Copy each line below that includes "Herkert".

--- Begin ---

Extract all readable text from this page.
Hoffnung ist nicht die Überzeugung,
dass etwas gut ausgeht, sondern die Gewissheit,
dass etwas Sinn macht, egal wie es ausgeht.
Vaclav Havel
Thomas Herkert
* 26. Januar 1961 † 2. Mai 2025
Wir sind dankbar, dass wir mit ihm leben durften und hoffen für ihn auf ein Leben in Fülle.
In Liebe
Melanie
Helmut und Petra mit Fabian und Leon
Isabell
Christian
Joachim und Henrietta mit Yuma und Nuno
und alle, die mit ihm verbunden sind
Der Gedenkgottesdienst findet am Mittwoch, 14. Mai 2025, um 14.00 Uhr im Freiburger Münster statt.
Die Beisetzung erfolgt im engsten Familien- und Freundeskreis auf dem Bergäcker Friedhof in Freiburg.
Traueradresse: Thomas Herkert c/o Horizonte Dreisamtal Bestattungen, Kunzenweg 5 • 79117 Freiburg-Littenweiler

--- End ---

**Solution to this task**
Thomas Herkert
Traueradresse: Thomas Herkert c/o Horizonte Dreisamtal Bestattungen, Kunzenweg 5 • 79117 Freiburg-Littenweiler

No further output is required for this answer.